▶ **TEXT PROVIDED**:
Initial Proposal: Project Proposal
Final Writeup: Final Writeup

Programming Interface

I strived to make the database API clean and usable from a C++ environment. Further, one weakness I see in SQL often is the lack of type checking, every action is specified as a string ("SELECT * FROM x WHERE y..."). In my database I attempted to construct the interface in such a way that it would detect at compile-time any errors with query construction. For example, it is impossible to specify criteria on a column not in the table or to try to insert an incomplete or incorrect row into the database.

Table Creation

The database is constructed to store structs. To create a database for a particular struct, you issue the following command:

struct record {
 int id;
 long time;

table<record> table = db_table_create(&record::id, &record::time);

This creates a new table for the record struct with two indexes, id and time. Indexes are specified using struct member pointers.


To insert rows into a table, issue the following command:

record* recs;
int num_recs;

db_insert_bulk(table, recs, num_recs);

This inserts num_recs records into the table. Insert operations are asynchronously performed on the GPU, however, so this call returns fairly quickly.


Finally to select a row from the table, all that's needed is to specify the criteria. Criteria are constructed by nested calls to LT, LE, EQ, GE, GT, AND, and OR. To issue a query that selects records with id 4 or 13 from records with time greater than 1000, issue the following series of commands:

select_handle handle = db_select_prepare(table, GT(&record::time, 1000), OR(EQ(&record::id, 4), EQ(&record::id, 13)));

record* rec;
while((rec = db_select_next(handle)) != NULL) {
 cout << "found record {id = " << rec->id << ", time = " << rec->time << "}" << endl;

Currently a limitation of the system is that you must specify which index you want to perofrm the select using. I plan to eventually allow the user to pass a single criteria and the database will figure out the best index to use to perform the select


The database is implemented as a set of btrees located on the graphics card. When the user creates a table, a btree is created for each index. The btrees are 16-32 btrees which allow efficient processing of the nodes by a warp (32 lanes). Nodes are able to be processed in constant time by having each lane check a particular key. Inserts work by transferring the data to the card, launching a block for each index, and sequentially inserting it into each index. Selects work by launching a single warp that traverses the relevent parts of the tree looking and continuously fills a variable size buffer that is transferred to the host upon filling it. I see lots of room for improvement in both these processes as most of my time was spent creating and debugging a btree which could be operated on in a SIMD environment and creating a generic criteria specification protocol.

▶ **MATERIAL PROVIDED**:
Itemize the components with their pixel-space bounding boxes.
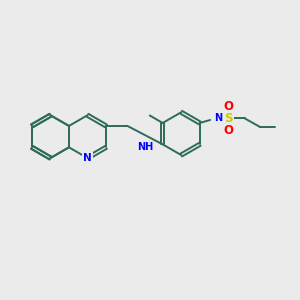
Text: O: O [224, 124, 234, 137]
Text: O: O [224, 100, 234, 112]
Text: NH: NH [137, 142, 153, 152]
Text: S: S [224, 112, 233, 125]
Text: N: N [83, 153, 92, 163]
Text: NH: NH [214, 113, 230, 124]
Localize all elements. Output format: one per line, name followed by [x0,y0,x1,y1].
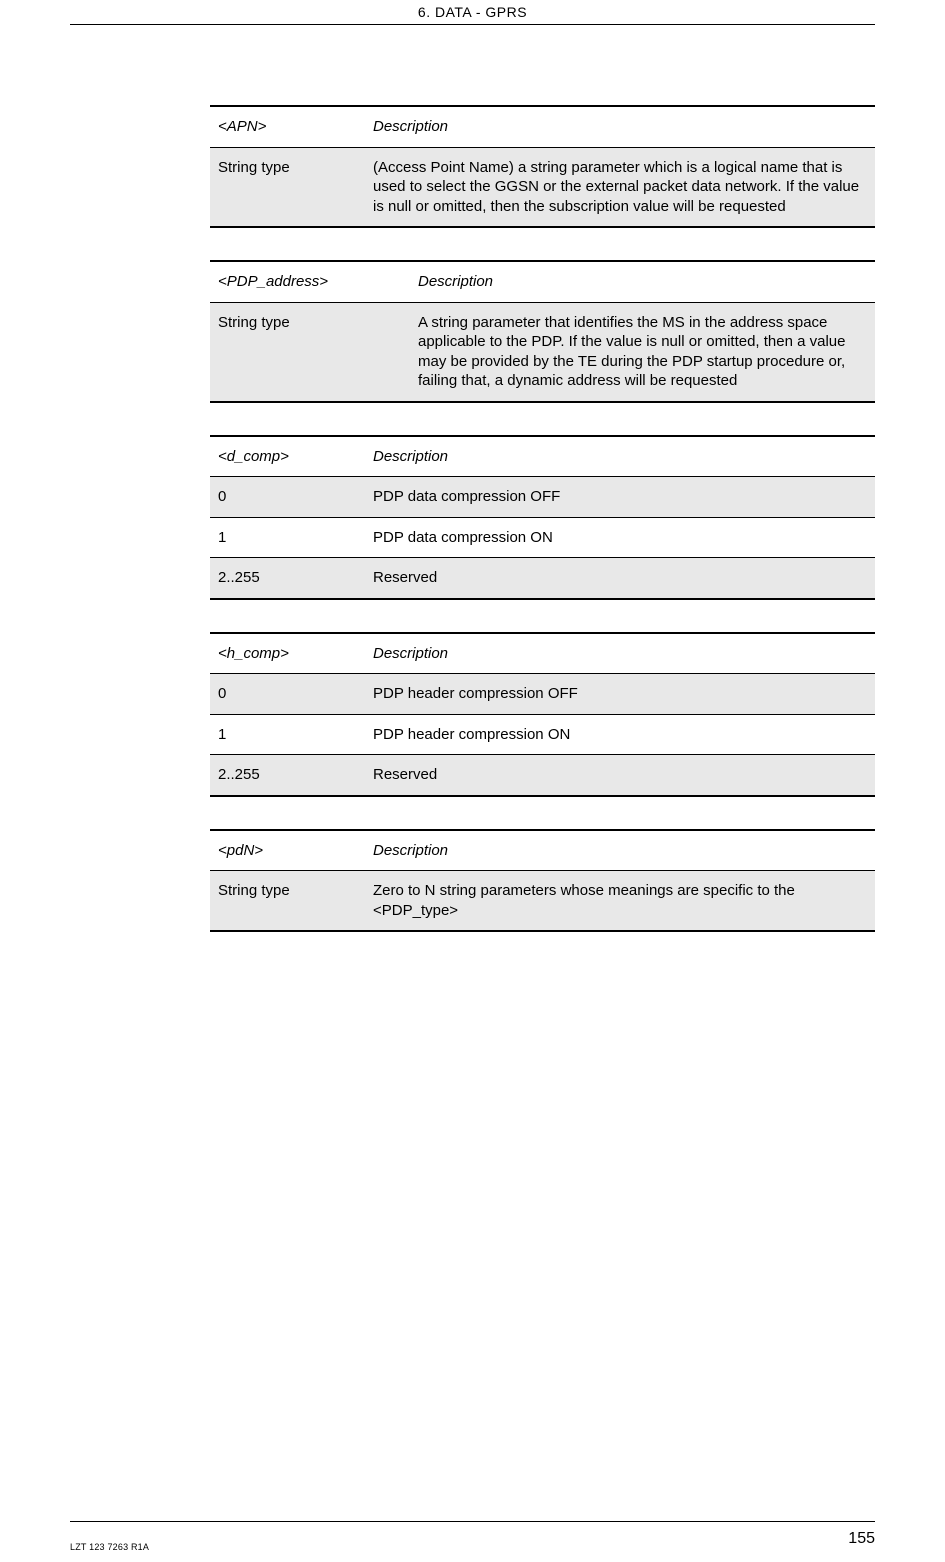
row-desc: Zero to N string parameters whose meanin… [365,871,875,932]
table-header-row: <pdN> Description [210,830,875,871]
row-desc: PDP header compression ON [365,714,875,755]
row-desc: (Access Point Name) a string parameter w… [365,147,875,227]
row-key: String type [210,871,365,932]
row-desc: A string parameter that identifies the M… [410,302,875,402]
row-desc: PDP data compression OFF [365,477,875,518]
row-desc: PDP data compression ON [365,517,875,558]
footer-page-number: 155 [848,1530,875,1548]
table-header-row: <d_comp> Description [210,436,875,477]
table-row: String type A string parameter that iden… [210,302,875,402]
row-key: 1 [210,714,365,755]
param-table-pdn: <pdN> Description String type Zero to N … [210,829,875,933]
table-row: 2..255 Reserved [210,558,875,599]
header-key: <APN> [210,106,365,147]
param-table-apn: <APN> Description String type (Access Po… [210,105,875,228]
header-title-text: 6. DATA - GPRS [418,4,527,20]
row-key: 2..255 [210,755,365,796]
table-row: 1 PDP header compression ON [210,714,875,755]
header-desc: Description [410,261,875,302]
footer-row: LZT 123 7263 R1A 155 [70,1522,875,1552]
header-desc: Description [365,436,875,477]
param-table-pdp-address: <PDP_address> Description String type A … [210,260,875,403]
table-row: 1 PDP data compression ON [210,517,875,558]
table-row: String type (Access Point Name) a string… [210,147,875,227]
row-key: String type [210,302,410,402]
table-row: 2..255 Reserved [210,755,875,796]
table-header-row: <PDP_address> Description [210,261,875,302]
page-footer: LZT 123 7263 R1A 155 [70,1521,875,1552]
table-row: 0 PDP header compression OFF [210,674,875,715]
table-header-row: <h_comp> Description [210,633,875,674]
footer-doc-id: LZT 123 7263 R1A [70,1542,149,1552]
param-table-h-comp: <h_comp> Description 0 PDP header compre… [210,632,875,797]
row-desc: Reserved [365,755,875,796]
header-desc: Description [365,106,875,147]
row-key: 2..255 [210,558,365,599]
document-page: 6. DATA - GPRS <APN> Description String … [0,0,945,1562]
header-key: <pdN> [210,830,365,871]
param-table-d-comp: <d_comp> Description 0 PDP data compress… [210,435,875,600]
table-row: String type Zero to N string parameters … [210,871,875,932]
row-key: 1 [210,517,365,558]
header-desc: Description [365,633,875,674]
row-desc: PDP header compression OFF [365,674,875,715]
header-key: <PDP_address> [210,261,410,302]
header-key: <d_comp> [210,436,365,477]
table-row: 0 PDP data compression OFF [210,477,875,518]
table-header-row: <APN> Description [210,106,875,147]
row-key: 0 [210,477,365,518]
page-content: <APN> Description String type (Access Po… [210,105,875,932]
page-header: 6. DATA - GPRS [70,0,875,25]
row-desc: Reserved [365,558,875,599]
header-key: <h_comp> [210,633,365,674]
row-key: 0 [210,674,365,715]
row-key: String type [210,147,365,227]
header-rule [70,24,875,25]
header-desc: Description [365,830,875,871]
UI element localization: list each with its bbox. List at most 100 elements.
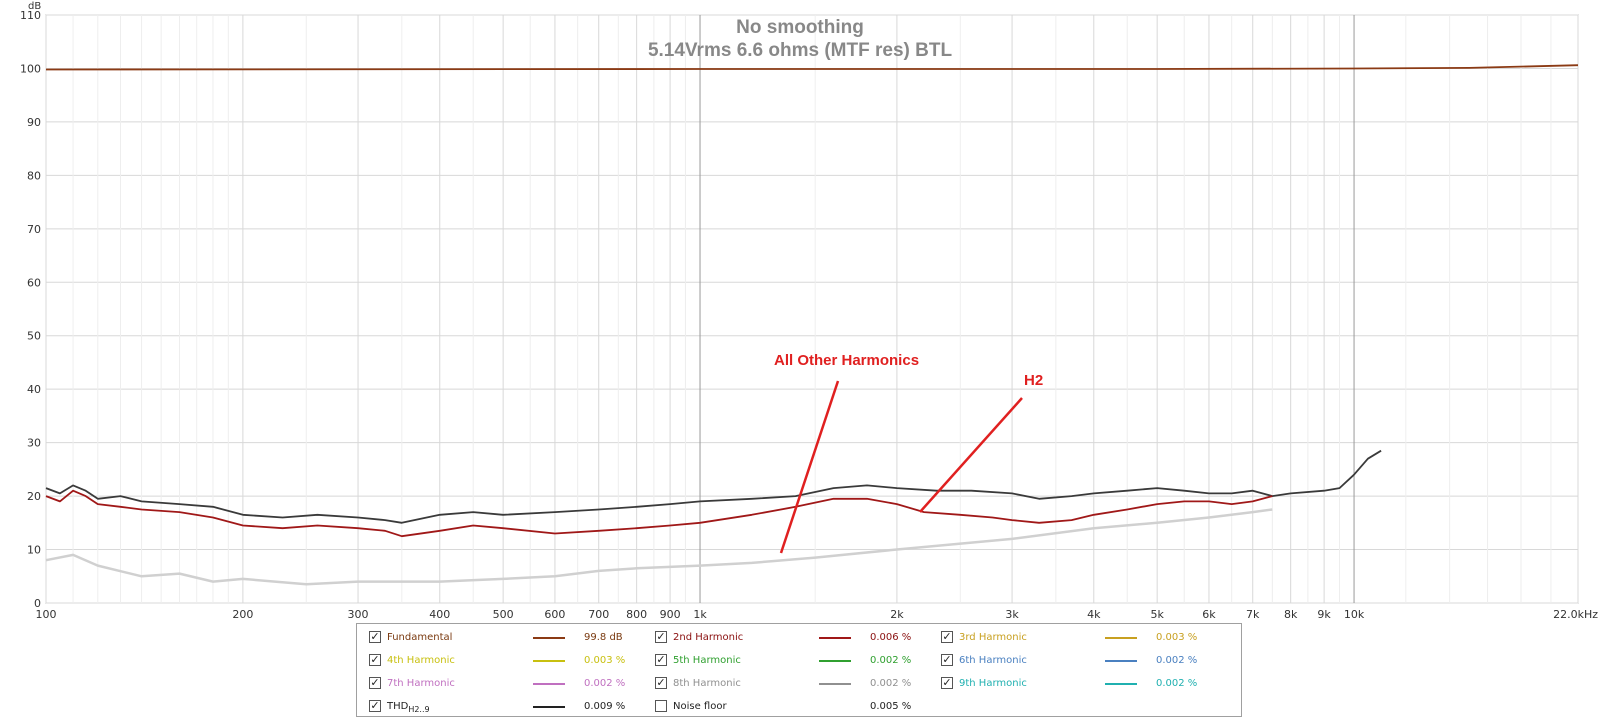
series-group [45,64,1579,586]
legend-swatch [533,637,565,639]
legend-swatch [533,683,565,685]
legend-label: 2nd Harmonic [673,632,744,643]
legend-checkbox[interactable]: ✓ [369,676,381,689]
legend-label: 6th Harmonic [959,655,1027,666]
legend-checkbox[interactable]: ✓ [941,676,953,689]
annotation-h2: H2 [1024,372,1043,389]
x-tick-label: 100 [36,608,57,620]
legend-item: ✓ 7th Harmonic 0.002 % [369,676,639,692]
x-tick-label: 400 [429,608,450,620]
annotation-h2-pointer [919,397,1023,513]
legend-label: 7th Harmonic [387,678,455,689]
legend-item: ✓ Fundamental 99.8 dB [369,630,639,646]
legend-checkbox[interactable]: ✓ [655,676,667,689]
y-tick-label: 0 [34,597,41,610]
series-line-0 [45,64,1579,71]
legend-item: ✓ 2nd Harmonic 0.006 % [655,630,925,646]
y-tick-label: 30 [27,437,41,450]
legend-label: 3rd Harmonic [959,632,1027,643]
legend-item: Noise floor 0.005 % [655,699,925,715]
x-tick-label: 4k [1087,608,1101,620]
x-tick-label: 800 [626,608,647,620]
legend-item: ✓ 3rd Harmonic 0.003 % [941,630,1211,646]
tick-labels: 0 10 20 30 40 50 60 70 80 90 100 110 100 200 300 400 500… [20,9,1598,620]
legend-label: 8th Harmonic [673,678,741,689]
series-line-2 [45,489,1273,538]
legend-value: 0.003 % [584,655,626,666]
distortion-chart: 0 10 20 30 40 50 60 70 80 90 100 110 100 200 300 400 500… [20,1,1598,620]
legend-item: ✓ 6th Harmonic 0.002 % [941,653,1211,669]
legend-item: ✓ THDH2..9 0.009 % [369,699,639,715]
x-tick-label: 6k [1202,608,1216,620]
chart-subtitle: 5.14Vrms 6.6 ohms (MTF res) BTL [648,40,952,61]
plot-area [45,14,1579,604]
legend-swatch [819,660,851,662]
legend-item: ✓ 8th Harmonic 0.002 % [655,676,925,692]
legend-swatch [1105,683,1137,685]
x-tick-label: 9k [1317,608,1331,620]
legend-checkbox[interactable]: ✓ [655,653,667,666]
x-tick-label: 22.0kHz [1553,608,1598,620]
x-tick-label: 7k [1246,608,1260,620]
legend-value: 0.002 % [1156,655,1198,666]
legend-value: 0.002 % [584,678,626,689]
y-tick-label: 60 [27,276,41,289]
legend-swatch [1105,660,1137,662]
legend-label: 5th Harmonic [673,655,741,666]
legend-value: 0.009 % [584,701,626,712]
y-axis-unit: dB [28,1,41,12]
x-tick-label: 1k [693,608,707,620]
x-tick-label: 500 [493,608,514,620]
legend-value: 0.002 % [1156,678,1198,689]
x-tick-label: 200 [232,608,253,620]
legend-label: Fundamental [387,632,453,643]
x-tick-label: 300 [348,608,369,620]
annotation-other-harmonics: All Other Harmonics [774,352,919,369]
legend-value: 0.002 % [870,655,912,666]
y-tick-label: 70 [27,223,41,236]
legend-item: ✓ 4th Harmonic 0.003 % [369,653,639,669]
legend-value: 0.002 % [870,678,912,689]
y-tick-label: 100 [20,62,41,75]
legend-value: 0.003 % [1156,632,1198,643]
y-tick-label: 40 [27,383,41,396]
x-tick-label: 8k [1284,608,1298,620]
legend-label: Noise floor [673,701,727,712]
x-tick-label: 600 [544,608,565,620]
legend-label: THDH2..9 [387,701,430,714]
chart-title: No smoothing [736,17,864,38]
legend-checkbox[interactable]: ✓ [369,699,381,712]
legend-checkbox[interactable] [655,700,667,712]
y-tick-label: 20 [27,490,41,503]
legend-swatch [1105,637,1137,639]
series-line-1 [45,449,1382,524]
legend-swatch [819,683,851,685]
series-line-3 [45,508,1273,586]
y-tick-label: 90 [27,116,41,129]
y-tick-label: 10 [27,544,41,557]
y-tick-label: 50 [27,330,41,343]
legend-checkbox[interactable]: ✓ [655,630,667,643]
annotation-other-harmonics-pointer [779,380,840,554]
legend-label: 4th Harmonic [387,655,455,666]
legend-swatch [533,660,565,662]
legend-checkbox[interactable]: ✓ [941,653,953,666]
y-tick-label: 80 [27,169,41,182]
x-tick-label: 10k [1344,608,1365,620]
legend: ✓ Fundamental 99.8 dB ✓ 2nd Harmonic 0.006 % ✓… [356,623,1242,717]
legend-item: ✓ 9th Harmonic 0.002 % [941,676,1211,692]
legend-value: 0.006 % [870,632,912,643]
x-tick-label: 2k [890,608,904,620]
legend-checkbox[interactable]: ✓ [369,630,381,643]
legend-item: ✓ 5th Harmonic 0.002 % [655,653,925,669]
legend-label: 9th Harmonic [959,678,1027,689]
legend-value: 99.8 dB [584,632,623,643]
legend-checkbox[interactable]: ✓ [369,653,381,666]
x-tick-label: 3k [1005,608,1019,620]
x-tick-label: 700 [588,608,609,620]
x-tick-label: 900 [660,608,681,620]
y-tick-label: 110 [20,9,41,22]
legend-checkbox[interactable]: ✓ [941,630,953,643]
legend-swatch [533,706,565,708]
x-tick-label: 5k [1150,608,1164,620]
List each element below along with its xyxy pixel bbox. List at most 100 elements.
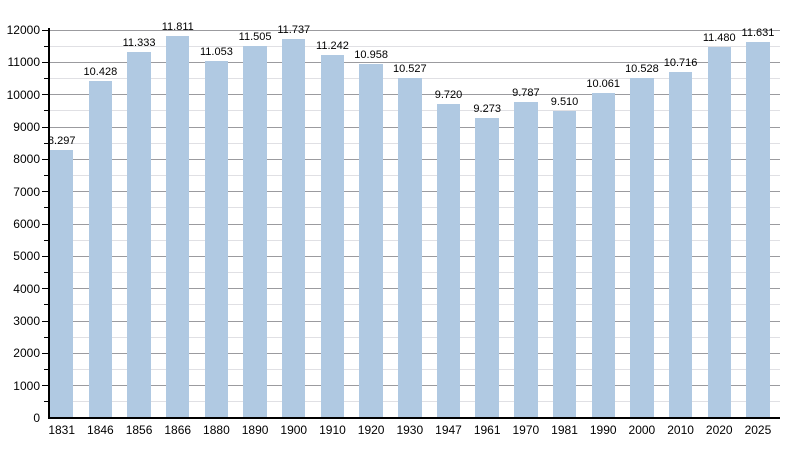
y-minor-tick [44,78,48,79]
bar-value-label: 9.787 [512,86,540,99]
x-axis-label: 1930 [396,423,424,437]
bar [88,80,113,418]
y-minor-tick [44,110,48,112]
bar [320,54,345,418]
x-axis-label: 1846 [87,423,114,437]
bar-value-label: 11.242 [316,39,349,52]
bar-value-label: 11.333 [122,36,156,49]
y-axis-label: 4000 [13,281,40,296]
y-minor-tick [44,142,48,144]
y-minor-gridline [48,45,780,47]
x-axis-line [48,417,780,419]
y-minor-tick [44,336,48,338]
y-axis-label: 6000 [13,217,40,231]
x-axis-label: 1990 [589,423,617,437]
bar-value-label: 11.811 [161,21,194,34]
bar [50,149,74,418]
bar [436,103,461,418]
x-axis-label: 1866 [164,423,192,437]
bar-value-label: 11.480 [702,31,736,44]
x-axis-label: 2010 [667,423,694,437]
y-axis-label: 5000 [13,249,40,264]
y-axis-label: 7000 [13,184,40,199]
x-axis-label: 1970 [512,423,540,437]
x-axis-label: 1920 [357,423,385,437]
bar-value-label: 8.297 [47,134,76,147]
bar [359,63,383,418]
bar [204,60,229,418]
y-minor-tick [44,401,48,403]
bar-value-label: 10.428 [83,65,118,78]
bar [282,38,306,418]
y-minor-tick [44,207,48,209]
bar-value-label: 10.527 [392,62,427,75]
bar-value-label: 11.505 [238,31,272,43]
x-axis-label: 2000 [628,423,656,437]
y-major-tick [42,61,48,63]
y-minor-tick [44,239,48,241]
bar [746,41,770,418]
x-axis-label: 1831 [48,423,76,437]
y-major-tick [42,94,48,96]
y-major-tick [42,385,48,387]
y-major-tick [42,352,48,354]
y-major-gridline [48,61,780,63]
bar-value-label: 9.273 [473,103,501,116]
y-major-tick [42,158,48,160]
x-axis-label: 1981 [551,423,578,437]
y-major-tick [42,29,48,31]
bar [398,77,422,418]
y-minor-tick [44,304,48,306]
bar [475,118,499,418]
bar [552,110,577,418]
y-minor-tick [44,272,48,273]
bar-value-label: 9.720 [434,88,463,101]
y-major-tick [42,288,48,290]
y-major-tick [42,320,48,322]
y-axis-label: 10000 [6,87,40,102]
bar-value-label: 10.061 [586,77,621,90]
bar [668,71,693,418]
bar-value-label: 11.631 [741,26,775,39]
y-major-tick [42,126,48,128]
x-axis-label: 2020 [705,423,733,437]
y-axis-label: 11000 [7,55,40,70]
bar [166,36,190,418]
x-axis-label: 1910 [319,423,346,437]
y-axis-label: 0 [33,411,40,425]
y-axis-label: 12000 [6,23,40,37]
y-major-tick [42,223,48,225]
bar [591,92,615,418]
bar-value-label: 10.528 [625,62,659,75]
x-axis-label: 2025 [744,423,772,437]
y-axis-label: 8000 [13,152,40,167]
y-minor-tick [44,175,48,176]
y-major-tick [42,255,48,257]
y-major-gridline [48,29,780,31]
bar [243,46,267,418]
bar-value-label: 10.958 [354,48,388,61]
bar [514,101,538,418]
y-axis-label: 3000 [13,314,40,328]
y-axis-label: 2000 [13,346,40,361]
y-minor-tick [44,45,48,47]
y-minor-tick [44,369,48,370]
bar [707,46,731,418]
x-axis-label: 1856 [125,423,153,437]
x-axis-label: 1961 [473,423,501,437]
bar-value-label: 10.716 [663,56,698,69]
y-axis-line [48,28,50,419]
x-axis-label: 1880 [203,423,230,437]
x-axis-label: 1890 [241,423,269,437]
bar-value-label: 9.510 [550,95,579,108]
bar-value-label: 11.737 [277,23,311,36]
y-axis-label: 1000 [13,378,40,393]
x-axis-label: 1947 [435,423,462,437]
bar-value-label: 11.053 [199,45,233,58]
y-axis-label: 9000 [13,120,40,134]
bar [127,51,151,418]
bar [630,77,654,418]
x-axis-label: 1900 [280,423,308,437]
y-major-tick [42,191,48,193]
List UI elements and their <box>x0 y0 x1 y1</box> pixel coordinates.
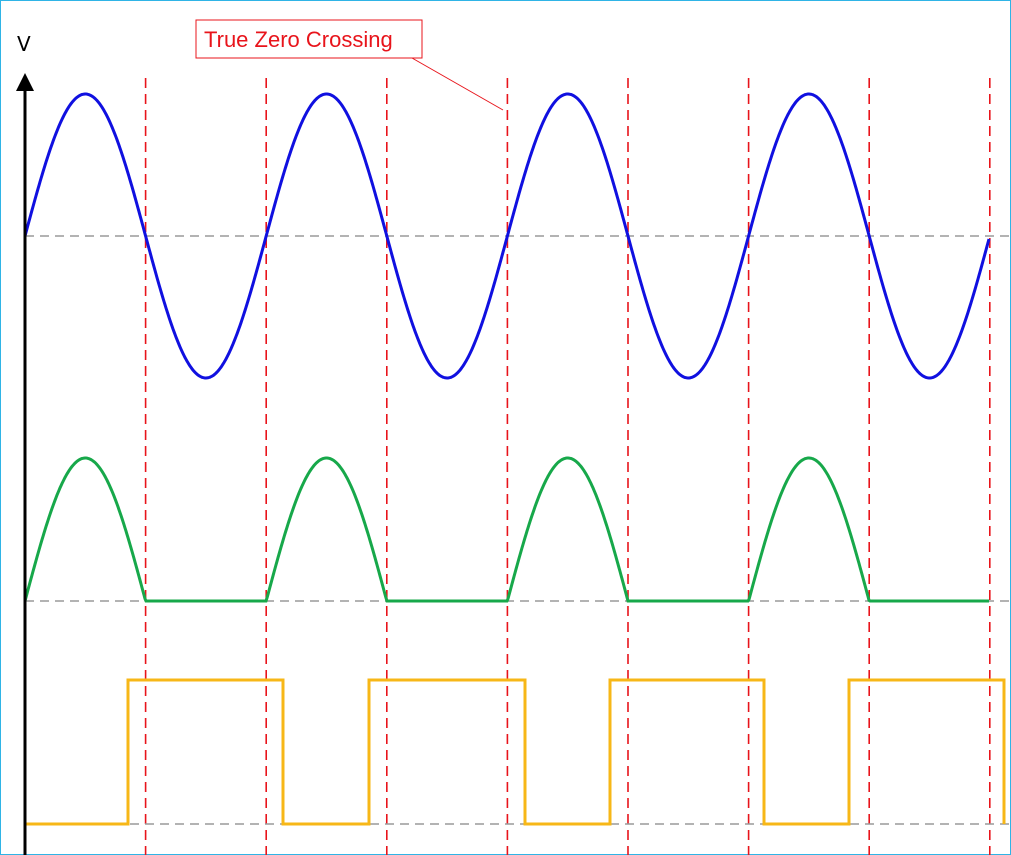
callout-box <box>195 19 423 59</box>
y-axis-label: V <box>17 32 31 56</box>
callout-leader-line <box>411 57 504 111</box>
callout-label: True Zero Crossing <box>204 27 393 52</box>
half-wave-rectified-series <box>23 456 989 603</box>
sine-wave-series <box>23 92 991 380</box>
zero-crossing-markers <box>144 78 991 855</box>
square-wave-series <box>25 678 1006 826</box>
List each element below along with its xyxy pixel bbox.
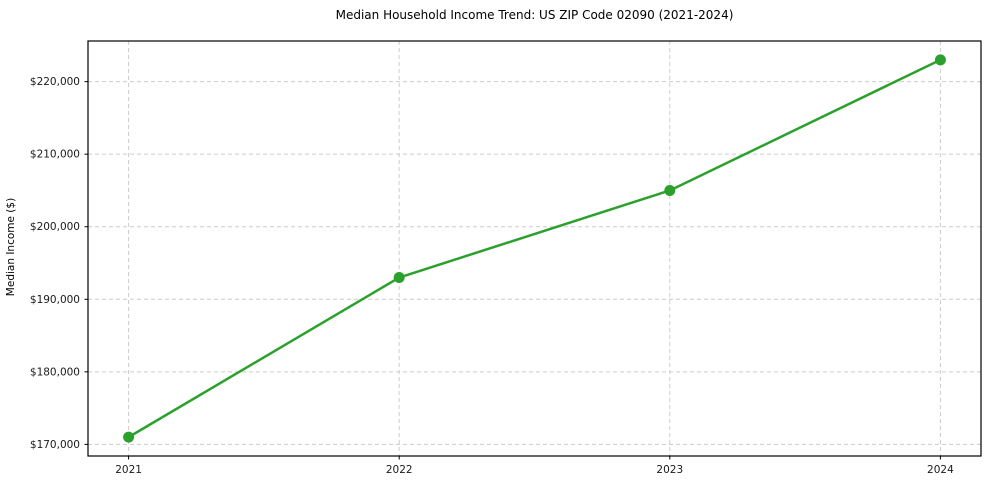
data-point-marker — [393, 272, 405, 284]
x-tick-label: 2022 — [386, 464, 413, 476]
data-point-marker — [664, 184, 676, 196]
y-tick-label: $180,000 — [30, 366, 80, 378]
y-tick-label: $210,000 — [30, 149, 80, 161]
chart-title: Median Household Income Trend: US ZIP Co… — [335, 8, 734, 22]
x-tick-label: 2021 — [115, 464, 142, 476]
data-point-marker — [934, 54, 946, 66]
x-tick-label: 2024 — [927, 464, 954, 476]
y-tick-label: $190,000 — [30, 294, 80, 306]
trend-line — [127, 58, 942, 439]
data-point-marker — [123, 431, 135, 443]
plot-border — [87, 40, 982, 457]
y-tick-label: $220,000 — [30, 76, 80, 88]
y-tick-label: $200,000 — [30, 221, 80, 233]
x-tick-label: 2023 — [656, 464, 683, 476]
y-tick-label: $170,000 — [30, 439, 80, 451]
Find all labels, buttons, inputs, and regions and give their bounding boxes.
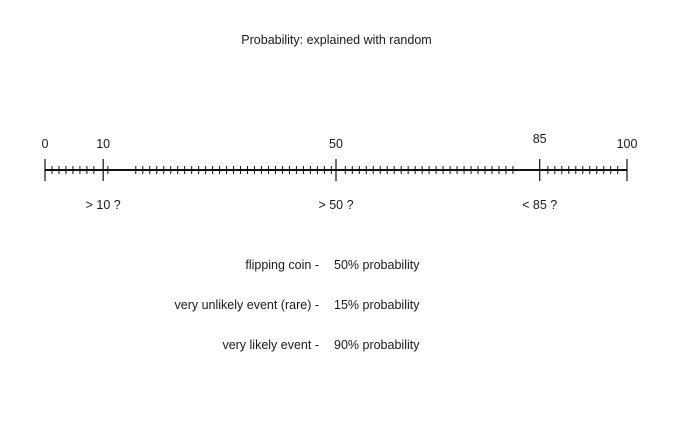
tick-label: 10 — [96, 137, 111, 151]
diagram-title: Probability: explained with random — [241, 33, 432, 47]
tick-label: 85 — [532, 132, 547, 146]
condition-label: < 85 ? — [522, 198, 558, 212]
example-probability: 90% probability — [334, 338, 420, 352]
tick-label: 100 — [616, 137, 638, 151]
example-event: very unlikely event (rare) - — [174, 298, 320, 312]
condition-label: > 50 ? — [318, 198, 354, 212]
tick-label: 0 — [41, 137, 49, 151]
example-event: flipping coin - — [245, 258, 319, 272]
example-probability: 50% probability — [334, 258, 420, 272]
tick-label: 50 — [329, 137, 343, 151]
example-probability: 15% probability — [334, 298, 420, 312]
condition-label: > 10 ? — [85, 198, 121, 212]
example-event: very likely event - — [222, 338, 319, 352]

▶ **TO-DO LIST**:
a - Render this sentence from the GPU database writeup in Spanish: "Indexes are specified using struct member pointers."
b - Reproduce the GPU database writeup from "Table Creation" up to and including "struct member pointers.".
c - Write the next part of the GPU database writeup, picking up after its final sentence.

▶ **ANSWERS FOR THE EXERCISE**:
a - Los índices se especifican mediante punteros a miembros de estructuras.

b -
Table Creation

The database is constructed to store structs. To create a database for a particular struct, you issue the following command:

struct record {
 int id;
 long time;

table<record> table = db_table_create(&record::id, &record::time);

This creates a new table for the record struct with two indexes, id and time. Indexes are specified using struct member pointers.

c -
Preliminary Results

Preliminary results show my database is about on par in terms of speed with an in-memory database like SQLite. I'm fairly pleased with this result since a lot of work went into optimizing SQLite and I would consider my code fairly unoptimized. One important performance consideration that CUDA-DB faces is PCI bus bandwidth, but this limit vanishes as soon as queries become even a little complex. When we compare two basic queries "SELECT * FROM record" and "SELECT * FROM record WHERE id = 2" we see that my database quickly matches the speed of SQLite.

In the following charts the x-axis is the size of the table and the y-axis is the total select query time or average select query time per row in milliseconds. The "WHERE id = 2" clause filters the number of results down to 1/20 the table size

The following charts so benchmarks on a more complex query. CUDA-DB does not seem to perform as well in this case which leads me to believe that criteria evaluation is not very efficient.

Future Improvements

I've really enjoyed this project and I find the results fairly impressive so I plan to continue working on it/optimizing it after the school year ends. I've made a list of possible improvements I'd like to implement:


April 14-18Created a parallel btree implementation that supports insert and lookup operations
April 21Found a bug in NVCC :(
April 25Worked around the NVCC bug and created the initial database interface. NVCC doesn't support C++11 at all so getting everything to compile was fun.
May 3Can perform inserts and selects based on basic "x = y" criteria
May 4Can perform slects based on various comparison operators (<, <=, ==, >=, >)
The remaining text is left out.